[레이아웃 요소 주석]
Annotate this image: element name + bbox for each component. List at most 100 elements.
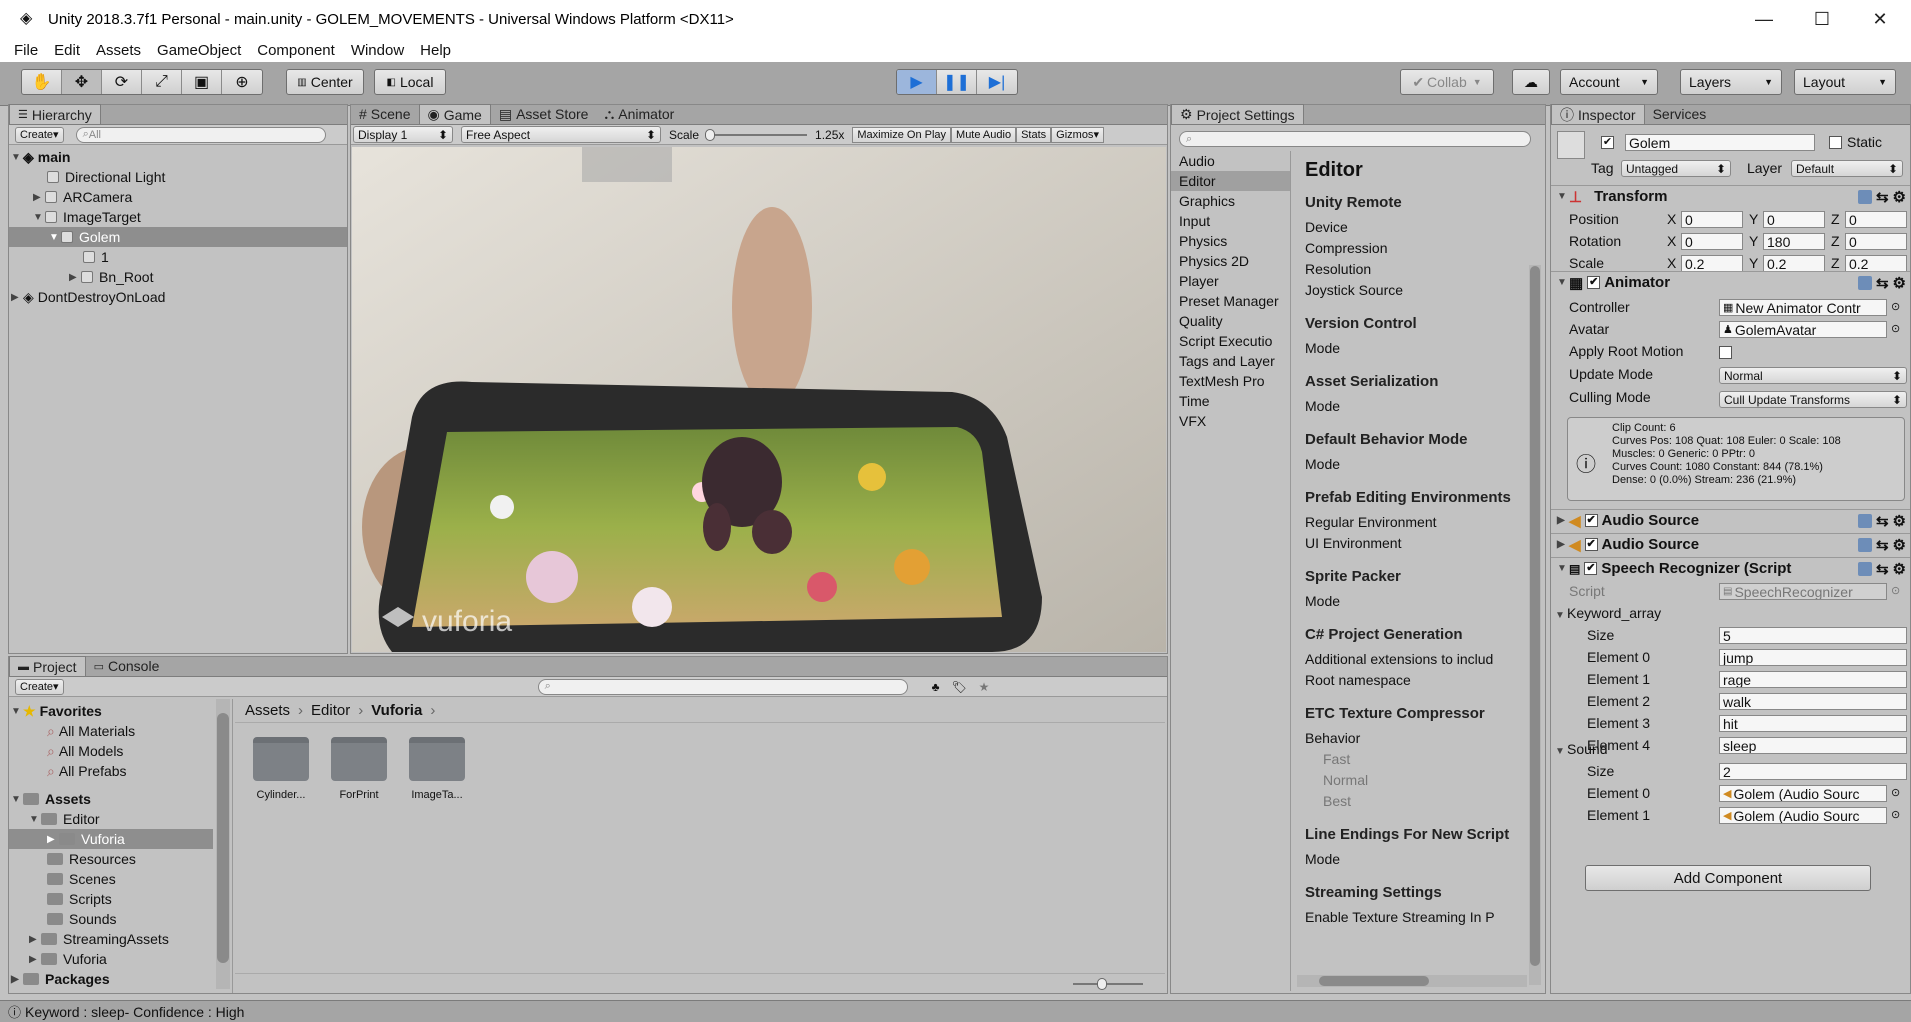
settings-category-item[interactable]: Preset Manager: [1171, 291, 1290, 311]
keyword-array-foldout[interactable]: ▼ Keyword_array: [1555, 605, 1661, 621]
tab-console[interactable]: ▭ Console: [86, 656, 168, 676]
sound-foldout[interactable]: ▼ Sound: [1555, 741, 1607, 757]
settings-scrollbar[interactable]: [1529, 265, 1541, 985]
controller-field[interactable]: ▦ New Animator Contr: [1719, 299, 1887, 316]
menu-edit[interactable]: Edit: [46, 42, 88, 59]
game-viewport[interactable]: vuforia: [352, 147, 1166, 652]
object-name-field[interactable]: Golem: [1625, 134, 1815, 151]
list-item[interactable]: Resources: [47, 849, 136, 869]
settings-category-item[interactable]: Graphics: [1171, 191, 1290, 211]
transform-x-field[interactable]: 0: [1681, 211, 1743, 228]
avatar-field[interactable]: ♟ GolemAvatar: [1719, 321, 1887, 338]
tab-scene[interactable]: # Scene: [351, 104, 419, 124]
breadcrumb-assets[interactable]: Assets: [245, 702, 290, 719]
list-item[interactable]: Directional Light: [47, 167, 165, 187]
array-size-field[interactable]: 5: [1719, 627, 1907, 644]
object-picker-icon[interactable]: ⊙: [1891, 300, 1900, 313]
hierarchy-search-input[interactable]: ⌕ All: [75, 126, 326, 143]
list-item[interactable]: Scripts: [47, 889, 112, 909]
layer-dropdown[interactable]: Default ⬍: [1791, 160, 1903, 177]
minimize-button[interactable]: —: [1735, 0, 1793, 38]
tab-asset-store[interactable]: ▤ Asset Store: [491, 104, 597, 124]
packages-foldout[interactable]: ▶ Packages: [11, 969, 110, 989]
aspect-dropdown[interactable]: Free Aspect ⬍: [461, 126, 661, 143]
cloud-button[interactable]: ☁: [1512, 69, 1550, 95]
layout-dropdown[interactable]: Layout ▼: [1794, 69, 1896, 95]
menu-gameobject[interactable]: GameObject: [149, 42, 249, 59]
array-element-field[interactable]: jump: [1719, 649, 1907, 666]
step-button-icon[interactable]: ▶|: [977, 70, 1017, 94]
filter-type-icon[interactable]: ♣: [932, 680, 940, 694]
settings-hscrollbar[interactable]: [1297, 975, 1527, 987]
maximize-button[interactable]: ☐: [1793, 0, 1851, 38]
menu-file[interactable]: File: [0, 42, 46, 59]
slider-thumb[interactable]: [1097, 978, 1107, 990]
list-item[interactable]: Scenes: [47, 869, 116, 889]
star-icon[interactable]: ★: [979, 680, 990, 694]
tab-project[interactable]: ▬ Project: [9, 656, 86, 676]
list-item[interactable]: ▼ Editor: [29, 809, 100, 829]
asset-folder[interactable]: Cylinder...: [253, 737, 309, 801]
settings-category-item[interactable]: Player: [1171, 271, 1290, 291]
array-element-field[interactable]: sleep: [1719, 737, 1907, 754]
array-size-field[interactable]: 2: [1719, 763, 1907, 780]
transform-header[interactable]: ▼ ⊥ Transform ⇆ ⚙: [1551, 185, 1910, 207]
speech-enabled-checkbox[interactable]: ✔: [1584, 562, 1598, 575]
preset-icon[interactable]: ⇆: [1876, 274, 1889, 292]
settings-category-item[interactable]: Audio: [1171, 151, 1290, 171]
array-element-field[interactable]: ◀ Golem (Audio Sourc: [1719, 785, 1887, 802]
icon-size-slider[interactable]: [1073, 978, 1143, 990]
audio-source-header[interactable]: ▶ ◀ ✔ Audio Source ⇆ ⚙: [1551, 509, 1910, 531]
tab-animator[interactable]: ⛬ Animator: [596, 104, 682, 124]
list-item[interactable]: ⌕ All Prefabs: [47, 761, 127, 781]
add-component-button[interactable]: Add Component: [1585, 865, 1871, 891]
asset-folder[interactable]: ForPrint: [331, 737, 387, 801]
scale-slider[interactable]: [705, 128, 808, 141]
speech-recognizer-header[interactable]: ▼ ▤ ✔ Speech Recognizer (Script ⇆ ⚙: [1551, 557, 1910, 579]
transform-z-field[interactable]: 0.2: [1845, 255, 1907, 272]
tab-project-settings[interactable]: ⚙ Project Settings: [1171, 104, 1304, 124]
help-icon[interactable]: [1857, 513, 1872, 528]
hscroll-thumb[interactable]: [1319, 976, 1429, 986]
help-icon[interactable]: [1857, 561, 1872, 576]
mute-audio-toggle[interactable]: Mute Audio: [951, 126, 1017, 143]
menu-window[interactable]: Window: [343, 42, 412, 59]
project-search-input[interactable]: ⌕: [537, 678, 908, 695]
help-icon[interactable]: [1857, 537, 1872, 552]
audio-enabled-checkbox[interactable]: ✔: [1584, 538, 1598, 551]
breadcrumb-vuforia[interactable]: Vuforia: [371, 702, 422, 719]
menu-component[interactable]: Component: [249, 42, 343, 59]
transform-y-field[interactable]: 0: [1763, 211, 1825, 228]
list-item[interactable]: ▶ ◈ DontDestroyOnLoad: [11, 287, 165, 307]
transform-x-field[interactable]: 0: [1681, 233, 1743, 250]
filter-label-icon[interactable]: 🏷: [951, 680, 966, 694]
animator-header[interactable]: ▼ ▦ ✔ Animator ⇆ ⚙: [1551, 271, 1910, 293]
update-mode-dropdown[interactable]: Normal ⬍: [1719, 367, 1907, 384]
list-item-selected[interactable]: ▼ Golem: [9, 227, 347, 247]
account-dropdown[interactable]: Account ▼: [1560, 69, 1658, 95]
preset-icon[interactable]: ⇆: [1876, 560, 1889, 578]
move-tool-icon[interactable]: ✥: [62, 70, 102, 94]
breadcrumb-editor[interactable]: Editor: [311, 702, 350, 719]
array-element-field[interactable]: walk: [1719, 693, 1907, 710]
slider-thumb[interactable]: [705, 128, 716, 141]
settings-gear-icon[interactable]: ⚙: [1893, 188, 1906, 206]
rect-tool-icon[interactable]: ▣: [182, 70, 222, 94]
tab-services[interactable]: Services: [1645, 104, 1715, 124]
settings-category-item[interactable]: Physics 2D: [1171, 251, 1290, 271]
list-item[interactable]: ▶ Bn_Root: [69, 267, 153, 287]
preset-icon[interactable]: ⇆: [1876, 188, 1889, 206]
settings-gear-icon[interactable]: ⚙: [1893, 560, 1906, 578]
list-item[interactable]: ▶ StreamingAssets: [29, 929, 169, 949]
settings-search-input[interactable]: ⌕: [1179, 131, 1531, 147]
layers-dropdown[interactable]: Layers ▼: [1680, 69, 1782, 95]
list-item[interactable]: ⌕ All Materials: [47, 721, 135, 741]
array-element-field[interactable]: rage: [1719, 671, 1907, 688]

작성할 내용 →
위 항목을 한 줄도 빠뜨리지 말고 그대로 옮겨 적되, 그림은 넣지 마세요.

풀이 →
Annotate this image: element name + bbox for each component. List at most 100 elements.
settings-category-item[interactable]: Preset Manager: [1171, 291, 1290, 311]
keyword-array-foldout[interactable]: ▼ Keyword_array: [1555, 605, 1661, 621]
tab-console[interactable]: ▭ Console: [86, 656, 168, 676]
sound-foldout[interactable]: ▼ Sound: [1555, 741, 1607, 757]
settings-scrollbar[interactable]: [1529, 265, 1541, 985]
controller-field[interactable]: ▦ New Animator Contr: [1719, 299, 1887, 316]
menu-edit[interactable]: Edit: [46, 42, 88, 59]
game-viewport[interactable]: vuforia: [352, 147, 1166, 652]
object-name-field[interactable]: Golem: [1625, 134, 1815, 151]
list-item[interactable]: Resources: [47, 849, 136, 869]
settings-category-item[interactable]: Graphics: [1171, 191, 1290, 211]
transform-x-field[interactable]: 0: [1681, 211, 1743, 228]
avatar-field[interactable]: ♟ GolemAvatar: [1719, 321, 1887, 338]
tab-scene[interactable]: # Scene: [351, 104, 419, 124]
breadcrumb-assets[interactable]: Assets: [245, 702, 290, 719]
list-item[interactable]: Directional Light: [47, 167, 165, 187]
array-size-field[interactable]: 5: [1719, 627, 1907, 644]
object-picker-icon[interactable]: ⊙: [1891, 300, 1900, 313]
hierarchy-search-input[interactable]: ⌕ All: [75, 126, 326, 143]
list-item[interactable]: Scripts: [47, 889, 112, 909]
layer-dropdown[interactable]: Default ⬍: [1791, 160, 1903, 177]
minimize-button[interactable]: —: [1735, 0, 1793, 38]
tab-asset-store[interactable]: ▤ Asset Store: [491, 104, 597, 124]
packages-foldout[interactable]: ▶ Packages: [11, 969, 110, 989]
aspect-dropdown[interactable]: Free Aspect ⬍: [461, 126, 661, 143]
cloud-button[interactable]: ☁: [1512, 69, 1550, 95]
layout-dropdown[interactable]: Layout ▼: [1794, 69, 1896, 95]
menu-gameobject[interactable]: GameObject: [149, 42, 249, 59]
array-element-field[interactable]: jump: [1719, 649, 1907, 666]
step-button-icon[interactable]: ▶|: [977, 70, 1017, 94]
filter-type-icon[interactable]: ♣: [932, 680, 940, 694]
settings-hscrollbar[interactable]: [1297, 975, 1527, 987]
maximize-button[interactable]: ☐: [1793, 0, 1851, 38]
menu-file[interactable]: File: [0, 42, 46, 59]
slider-thumb[interactable]: [1097, 978, 1107, 990]
list-item[interactable]: Scenes: [47, 869, 116, 889]
star-icon[interactable]: ★: [979, 680, 990, 694]
tab-project[interactable]: ▬ Project: [9, 656, 86, 676]
list-item[interactable]: ▼ Editor: [29, 809, 100, 829]
asset-folder[interactable]: Cylinder...: [253, 737, 309, 801]
settings-category-item[interactable]: Player: [1171, 271, 1290, 291]
array-element-field[interactable]: sleep: [1719, 737, 1907, 754]
array-size-field[interactable]: 2: [1719, 763, 1907, 780]
transform-header[interactable]: ▼ ⊥ Transform ⇆ ⚙: [1551, 185, 1910, 207]
speech-enabled-checkbox[interactable]: ✔: [1584, 562, 1598, 575]
preset-icon[interactable]: ⇆: [1876, 274, 1889, 292]
settings-category-item[interactable]: Audio: [1171, 151, 1290, 171]
array-element-field[interactable]: ◀ Golem (Audio Sourc: [1719, 785, 1887, 802]
icon-size-slider[interactable]: [1073, 978, 1143, 990]
audio-source-header[interactable]: ▶ ◀ ✔ Audio Source ⇆ ⚙: [1551, 509, 1910, 531]
tab-animator[interactable]: ⛬ Animator: [596, 104, 682, 124]
list-item[interactable]: ⌕ All Prefabs: [47, 761, 127, 781]
add-component-button[interactable]: Add Component: [1585, 865, 1871, 891]
asset-folder[interactable]: ForPrint: [331, 737, 387, 801]
scale-slider[interactable]: [705, 128, 808, 141]
speech-recognizer-header[interactable]: ▼ ▤ ✔ Speech Recognizer (Script ⇆ ⚙: [1551, 557, 1910, 579]
transform-z-field[interactable]: 0.2: [1845, 255, 1907, 272]
tab-project-settings[interactable]: ⚙ Project Settings: [1171, 104, 1304, 124]
help-icon[interactable]: [1857, 513, 1872, 528]
hscroll-thumb[interactable]: [1319, 976, 1429, 986]
help-icon[interactable]: [1857, 561, 1872, 576]
mute-audio-toggle[interactable]: Mute Audio: [951, 126, 1017, 143]
menu-window[interactable]: Window: [343, 42, 412, 59]
project-search-input[interactable]: ⌕: [537, 678, 908, 695]
help-icon[interactable]: [1857, 537, 1872, 552]
audio-enabled-checkbox[interactable]: ✔: [1584, 538, 1598, 551]
breadcrumb-vuforia[interactable]: Vuforia: [371, 702, 422, 719]
menu-component[interactable]: Component: [249, 42, 343, 59]
transform-y-field[interactable]: 0: [1763, 211, 1825, 228]
list-item[interactable]: ▶ ◈ DontDestroyOnLoad: [11, 287, 165, 307]
transform-x-field[interactable]: 0: [1681, 233, 1743, 250]
filter-label-icon[interactable]: 🏷: [951, 680, 966, 694]
animator-header[interactable]: ▼ ▦ ✔ Animator ⇆ ⚙: [1551, 271, 1910, 293]
update-mode-dropdown[interactable]: Normal ⬍: [1719, 367, 1907, 384]
list-item-selected[interactable]: ▼ Golem: [9, 227, 347, 247]
account-dropdown[interactable]: Account ▼: [1560, 69, 1658, 95]
preset-icon[interactable]: ⇆: [1876, 560, 1889, 578]
move-tool-icon[interactable]: ✥: [62, 70, 102, 94]
breadcrumb-editor[interactable]: Editor: [311, 702, 350, 719]
array-element-field[interactable]: walk: [1719, 693, 1907, 710]
slider-thumb[interactable]: [705, 128, 716, 141]
settings-gear-icon[interactable]: ⚙: [1893, 188, 1906, 206]
rect-tool-icon[interactable]: ▣: [182, 70, 222, 94]
tab-services[interactable]: Services: [1645, 104, 1715, 124]
settings-category-item[interactable]: Physics 2D: [1171, 251, 1290, 271]
list-item[interactable]: ▶ Bn_Root: [69, 267, 153, 287]
preset-icon[interactable]: ⇆: [1876, 188, 1889, 206]
settings-gear-icon[interactable]: ⚙: [1893, 560, 1906, 578]
list-item[interactable]: ▶ StreamingAssets: [29, 929, 169, 949]
settings-search-input[interactable]: ⌕: [1179, 131, 1531, 147]
layers-dropdown[interactable]: Layers ▼: [1680, 69, 1782, 95]
list-item[interactable]: ⌕ All Materials: [47, 721, 135, 741]
array-element-field[interactable]: rage: [1719, 671, 1907, 688]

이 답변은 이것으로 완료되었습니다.